**GIVEN REQUEST:**
Write out the material exactly, without any of its pictures.

**DATA FOR THIS TASK:**
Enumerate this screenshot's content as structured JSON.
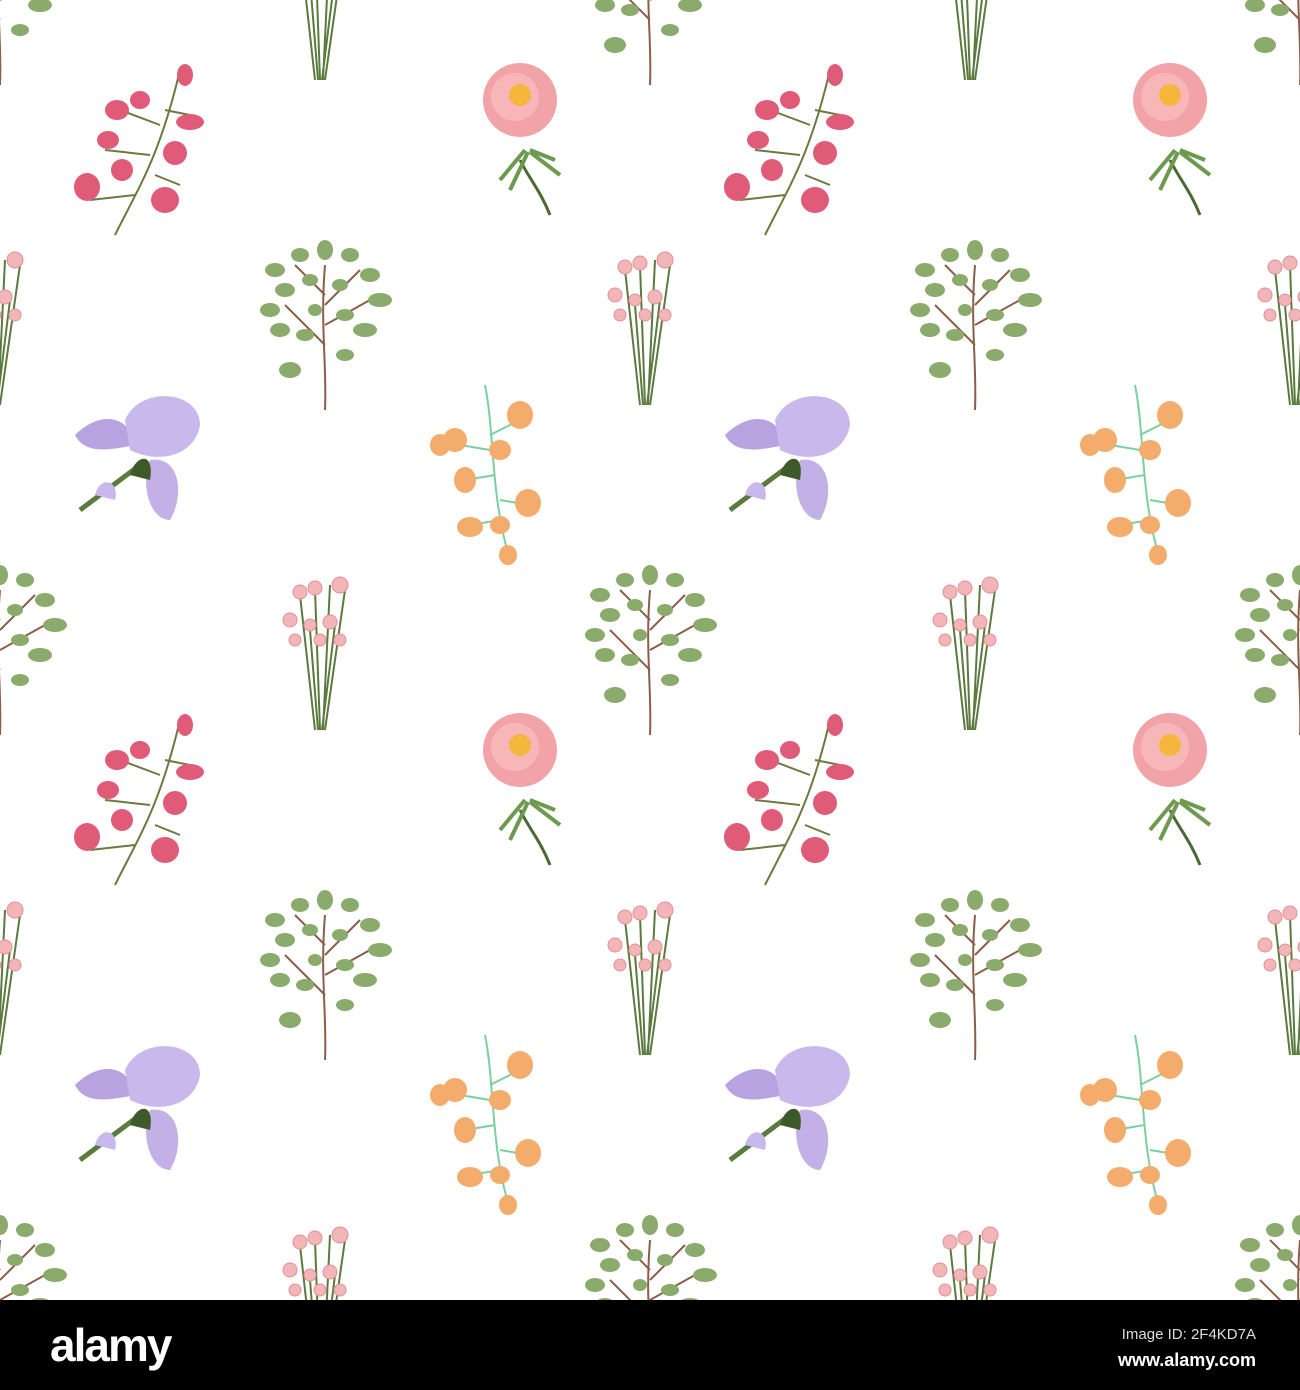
{
  "watermark": {
    "logo": "alamy",
    "image_id": "Image ID: 2F4KD7A",
    "url": "www.alamy.com"
  },
  "colors": {
    "leaf": "#8aab6c",
    "stem": "#5a6b3e",
    "sweet_pea": "#e05b78",
    "peony": "#f2a3a8",
    "peony_center": "#f5b63c",
    "rose": "#f2b6b9",
    "iris": "#c3b0e6",
    "orange_flower": "#f3ac6b"
  }
}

**RESULT:**
Enumerate this screenshot's content as structured JSON.
{
  "watermark": {
    "logo": "alamy",
    "image_id": "Image ID: 2F4KD7A",
    "url": "www.alamy.com"
  },
  "colors": {
    "leaf": "#8aab6c",
    "stem": "#5a6b3e",
    "sweet_pea": "#e05b78",
    "peony": "#f2a3a8",
    "peony_center": "#f5b63c",
    "rose": "#f2b6b9",
    "iris": "#c3b0e6",
    "orange_flower": "#f3ac6b"
  }
}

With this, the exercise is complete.